*** Exercise text ***

May 18, 2021 | Net Health

3 Minute Read

The Evolution of Digital Wound Care: An Inside Look at Tissue Analytics

TA Senior VP Kevin Keenahan in a podcast discusses the company’s focus, challenges and future

It was watching a wet-to-dry dressing change at The Johns Hopkins Hospital nearly a decade ago that convinced Kevin Keenahan, a biomedical engineering graduate student, that information technology could play a key role in improving wound care for both patients and practitioners.

Keenahan describes how his passion to transform wound care led to the founding and evolution of Tissue Analytics (TA), a Net Health company, in a new podcast on Net Health’s Wound Care Learning Network. The program takes listeners on a quick trip not only through Tissue Analytics’ history, but also the transformation of wound care documentation from pen and paper to smartphone-aided digital imaging and beyond.

Early Challenges in Digital Wound Care

When TA was launched in 2014, the company’s first priority was to make wound measurements more accurate, Keenahan recounts. Conventional “boxing” overestimated wound severity and leads to highly variable and imprecise measurements. The answer was a system that replaced manual measurements with automatic measurements derived from smartphone photographs. This technique uses computer vision to provide more precise and accurate measurements.

Using sophisticated algorithms and machine learning models to analyze patterns from its large wound database, TA developed a documentation solution that would quickly and accurately document, track and analyze wounds. Because it simplified the documentation process and made it more efficient, the technology also saved clinicians time in their daily documentation workflow. Today, clinicians spend nearly half their work day performing office-related tasks, such as documenting patient data in their electronic health record (EHR). TA sought to reduce that time by automating components of the clinicians’ wound assessments.

*** End of Exercise text ***
*** Extracted records ***

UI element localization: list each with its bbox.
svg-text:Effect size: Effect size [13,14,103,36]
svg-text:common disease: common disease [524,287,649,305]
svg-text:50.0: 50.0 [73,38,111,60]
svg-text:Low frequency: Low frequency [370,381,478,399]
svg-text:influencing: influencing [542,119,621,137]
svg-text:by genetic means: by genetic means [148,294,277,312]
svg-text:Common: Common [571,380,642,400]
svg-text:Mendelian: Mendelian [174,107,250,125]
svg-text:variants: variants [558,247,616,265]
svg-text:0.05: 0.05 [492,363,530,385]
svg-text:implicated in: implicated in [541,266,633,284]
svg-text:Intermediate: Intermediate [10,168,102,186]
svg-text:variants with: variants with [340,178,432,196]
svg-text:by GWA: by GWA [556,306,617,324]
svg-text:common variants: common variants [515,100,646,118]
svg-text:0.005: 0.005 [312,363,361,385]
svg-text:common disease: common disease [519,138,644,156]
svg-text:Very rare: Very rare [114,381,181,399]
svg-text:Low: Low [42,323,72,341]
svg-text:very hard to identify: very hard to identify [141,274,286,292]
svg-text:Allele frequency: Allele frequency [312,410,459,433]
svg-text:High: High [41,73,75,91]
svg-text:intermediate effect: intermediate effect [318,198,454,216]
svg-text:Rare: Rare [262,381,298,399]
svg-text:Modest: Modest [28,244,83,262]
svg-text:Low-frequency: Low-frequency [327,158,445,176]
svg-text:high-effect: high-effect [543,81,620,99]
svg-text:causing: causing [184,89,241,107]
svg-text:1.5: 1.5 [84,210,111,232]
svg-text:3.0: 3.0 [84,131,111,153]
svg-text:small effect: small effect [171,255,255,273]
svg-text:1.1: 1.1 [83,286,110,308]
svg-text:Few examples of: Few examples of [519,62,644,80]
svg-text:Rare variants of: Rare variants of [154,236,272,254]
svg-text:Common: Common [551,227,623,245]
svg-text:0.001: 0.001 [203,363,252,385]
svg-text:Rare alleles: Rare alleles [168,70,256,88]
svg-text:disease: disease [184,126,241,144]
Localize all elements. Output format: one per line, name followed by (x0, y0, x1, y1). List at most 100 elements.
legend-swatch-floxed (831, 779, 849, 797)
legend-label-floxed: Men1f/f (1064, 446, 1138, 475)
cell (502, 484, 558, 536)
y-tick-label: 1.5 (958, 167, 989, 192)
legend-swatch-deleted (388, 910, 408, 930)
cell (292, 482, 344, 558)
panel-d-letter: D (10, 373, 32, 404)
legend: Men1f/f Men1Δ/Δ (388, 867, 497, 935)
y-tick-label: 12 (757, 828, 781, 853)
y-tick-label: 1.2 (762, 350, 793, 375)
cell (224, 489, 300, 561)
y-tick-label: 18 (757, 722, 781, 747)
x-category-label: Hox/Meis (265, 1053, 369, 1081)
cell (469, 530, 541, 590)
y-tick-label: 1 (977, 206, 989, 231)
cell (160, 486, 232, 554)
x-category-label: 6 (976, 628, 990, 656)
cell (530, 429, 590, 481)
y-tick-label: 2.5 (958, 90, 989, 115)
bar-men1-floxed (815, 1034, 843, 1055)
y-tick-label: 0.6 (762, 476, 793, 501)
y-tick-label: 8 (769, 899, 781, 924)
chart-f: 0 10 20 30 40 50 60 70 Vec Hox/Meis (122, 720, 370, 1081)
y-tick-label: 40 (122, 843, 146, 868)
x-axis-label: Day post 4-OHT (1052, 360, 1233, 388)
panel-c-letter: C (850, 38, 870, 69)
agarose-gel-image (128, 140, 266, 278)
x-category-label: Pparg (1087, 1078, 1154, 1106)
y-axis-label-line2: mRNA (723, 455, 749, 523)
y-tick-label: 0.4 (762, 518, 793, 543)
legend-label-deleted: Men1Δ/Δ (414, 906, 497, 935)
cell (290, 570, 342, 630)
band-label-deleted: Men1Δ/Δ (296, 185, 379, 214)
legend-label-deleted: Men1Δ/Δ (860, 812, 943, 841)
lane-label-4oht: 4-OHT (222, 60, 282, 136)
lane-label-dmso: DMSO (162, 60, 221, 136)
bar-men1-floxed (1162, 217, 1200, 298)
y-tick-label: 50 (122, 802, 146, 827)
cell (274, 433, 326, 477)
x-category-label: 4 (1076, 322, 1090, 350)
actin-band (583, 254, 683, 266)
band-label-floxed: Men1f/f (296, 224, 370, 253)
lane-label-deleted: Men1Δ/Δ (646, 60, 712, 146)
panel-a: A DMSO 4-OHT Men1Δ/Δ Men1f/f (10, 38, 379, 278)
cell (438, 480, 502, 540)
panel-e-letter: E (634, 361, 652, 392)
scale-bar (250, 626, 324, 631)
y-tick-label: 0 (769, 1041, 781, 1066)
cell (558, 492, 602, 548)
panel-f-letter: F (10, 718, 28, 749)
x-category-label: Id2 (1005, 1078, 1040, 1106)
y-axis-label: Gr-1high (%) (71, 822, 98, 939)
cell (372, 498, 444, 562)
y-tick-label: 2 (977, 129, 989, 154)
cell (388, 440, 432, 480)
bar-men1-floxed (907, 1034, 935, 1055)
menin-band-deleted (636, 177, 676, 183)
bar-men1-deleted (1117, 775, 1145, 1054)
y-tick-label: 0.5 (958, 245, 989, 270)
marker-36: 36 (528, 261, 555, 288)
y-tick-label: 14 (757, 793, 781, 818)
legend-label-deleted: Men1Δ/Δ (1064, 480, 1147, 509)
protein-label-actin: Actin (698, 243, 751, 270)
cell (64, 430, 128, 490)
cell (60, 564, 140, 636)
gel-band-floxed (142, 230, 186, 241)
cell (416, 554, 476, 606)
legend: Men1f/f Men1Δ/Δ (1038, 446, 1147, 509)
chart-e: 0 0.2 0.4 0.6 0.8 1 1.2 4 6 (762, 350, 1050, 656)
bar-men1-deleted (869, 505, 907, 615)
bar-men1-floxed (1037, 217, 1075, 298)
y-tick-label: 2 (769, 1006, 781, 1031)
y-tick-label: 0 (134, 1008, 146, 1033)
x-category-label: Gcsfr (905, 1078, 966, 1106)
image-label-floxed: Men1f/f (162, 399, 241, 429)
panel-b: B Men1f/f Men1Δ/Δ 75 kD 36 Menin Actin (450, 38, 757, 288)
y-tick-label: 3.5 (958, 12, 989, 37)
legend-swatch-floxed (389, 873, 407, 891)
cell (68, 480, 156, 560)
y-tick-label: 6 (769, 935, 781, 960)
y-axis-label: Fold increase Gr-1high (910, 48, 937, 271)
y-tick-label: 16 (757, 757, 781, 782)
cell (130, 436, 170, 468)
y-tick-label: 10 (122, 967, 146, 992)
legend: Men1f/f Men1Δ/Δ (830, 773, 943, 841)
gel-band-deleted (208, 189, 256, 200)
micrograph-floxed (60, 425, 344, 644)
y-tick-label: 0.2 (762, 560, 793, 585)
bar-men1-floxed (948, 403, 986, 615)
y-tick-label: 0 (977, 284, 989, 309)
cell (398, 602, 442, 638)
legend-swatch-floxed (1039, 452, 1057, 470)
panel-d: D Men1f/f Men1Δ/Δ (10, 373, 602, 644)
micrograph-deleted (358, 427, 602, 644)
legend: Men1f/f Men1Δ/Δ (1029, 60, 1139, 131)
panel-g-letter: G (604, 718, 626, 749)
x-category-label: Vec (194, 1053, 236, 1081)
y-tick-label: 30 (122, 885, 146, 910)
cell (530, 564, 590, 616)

*** End of Extracted records ***

*Tasks to complete*:
• a. In the Tissue Analytics article, what year was the company launched?
• b. Write out the Tissue Analytics article starting at "The Evolution of" and ending at "patients and practitioners.", with "webinar" in place of "podcast".

*Problem solutions*:
• a. 2014

• b.
The Evolution of Digital Wound Care: An Inside Look at Tissue Analytics

TA Senior VP Kevin Keenahan in a webinar discusses the company’s focus, challenges and future

It was watching a wet-to-dry dressing change at The Johns Hopkins Hospital nearly a decade ago that convinced Kevin Keenahan, a biomedical engineering graduate student, that information technology could play a key role in improving wound care for both patients and practitioners.